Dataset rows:
┌──
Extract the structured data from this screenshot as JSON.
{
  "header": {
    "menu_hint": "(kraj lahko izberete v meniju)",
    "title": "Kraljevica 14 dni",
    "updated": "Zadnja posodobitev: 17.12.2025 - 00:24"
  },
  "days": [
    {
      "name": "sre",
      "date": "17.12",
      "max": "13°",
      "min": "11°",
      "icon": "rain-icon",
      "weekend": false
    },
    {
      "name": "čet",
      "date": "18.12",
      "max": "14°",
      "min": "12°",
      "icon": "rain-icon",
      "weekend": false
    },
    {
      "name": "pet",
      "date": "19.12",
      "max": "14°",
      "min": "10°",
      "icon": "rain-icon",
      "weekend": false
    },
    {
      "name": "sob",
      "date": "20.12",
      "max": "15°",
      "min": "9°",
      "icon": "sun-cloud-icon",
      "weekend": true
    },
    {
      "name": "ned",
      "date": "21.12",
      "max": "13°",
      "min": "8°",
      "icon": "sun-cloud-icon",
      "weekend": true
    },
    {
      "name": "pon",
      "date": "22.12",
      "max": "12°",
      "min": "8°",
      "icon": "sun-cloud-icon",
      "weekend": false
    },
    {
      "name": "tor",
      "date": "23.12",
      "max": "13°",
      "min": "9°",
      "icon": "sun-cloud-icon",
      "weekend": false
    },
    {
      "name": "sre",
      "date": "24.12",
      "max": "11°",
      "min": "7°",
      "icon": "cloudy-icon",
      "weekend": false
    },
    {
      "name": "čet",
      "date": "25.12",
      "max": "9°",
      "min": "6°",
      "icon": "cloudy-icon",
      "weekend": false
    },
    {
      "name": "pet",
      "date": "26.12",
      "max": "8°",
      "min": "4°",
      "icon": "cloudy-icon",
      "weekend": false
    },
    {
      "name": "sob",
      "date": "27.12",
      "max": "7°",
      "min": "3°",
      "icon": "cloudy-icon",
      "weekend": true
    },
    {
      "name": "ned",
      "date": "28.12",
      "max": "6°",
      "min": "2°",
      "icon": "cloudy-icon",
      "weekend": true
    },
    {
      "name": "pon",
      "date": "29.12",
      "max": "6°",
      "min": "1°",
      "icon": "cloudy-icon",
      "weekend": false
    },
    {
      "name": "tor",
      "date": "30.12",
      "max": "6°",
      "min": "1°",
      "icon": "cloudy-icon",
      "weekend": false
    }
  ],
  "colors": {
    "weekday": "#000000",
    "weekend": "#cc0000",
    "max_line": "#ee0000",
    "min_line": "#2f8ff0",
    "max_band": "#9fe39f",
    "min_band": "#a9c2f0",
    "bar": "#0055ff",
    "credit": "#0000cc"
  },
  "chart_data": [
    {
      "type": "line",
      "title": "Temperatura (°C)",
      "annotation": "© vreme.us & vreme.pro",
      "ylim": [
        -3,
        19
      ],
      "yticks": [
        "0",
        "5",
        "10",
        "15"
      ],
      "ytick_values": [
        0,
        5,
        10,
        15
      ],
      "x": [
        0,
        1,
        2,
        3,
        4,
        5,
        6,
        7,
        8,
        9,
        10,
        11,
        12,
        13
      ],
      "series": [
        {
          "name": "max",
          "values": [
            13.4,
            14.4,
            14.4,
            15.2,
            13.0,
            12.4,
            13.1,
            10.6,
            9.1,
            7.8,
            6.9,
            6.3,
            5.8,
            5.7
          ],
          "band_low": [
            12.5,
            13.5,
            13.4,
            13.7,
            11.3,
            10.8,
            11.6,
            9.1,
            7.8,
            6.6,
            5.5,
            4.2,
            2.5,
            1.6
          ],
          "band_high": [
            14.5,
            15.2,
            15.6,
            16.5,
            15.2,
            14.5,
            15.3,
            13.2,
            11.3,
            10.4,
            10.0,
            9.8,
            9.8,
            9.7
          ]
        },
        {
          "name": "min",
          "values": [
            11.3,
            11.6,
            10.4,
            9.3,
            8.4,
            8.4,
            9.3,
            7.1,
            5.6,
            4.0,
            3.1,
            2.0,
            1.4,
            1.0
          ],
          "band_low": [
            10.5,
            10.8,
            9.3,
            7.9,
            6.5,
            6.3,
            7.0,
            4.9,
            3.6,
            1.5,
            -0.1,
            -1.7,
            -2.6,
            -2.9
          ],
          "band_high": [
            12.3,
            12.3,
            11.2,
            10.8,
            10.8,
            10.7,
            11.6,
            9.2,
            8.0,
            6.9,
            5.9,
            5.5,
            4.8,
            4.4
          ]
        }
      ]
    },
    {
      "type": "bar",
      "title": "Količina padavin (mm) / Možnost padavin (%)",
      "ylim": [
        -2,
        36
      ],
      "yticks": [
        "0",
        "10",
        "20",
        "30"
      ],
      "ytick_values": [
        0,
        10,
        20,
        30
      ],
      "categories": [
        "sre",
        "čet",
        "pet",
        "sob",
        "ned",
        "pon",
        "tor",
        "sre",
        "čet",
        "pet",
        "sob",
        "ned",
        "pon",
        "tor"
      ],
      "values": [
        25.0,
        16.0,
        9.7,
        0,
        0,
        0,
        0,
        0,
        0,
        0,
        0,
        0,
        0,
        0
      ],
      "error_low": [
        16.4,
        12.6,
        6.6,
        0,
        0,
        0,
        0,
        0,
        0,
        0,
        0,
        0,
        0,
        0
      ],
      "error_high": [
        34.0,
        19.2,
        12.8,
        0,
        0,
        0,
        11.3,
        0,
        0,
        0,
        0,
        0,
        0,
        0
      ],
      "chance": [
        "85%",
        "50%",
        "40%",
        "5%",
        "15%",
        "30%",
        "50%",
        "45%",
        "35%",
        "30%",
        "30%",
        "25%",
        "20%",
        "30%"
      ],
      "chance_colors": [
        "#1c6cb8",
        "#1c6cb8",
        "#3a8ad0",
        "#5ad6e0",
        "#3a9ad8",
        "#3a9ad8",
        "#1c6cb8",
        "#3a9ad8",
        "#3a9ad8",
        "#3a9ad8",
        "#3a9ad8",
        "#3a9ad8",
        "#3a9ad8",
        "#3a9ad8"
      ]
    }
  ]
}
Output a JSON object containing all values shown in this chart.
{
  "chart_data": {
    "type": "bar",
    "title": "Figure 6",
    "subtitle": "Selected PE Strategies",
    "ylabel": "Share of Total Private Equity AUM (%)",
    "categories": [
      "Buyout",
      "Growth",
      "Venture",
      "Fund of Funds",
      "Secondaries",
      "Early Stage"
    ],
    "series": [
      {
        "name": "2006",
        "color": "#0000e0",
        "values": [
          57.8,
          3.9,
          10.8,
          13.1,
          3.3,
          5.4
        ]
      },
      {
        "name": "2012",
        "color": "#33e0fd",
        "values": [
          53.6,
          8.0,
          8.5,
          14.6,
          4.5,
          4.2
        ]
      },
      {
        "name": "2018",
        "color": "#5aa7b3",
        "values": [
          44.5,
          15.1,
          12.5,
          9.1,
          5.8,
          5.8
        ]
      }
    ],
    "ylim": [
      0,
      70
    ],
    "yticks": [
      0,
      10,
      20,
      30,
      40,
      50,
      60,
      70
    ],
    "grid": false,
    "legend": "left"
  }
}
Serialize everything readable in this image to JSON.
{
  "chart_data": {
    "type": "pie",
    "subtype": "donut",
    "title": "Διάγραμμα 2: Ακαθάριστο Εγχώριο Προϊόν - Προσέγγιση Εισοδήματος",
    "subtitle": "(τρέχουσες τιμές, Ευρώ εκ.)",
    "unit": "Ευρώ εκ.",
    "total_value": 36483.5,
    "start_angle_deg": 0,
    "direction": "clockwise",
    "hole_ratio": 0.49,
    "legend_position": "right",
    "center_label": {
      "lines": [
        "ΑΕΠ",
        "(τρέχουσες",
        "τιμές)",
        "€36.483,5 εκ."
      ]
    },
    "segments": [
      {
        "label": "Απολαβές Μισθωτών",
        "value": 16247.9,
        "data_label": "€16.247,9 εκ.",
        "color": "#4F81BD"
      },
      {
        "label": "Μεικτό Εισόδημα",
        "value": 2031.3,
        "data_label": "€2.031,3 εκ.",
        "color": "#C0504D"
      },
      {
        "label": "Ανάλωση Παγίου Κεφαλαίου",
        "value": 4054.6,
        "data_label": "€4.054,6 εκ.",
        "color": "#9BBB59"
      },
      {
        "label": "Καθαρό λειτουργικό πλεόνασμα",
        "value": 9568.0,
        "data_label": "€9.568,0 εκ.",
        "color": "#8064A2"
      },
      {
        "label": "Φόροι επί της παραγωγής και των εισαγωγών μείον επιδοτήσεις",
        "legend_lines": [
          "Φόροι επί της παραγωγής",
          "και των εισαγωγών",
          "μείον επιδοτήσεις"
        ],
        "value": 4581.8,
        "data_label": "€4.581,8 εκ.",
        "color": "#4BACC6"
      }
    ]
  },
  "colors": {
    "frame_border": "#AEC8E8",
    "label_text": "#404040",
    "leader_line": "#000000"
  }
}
└──
Answer with one number: how many lines of the entries above include the word "Ευρώ".

2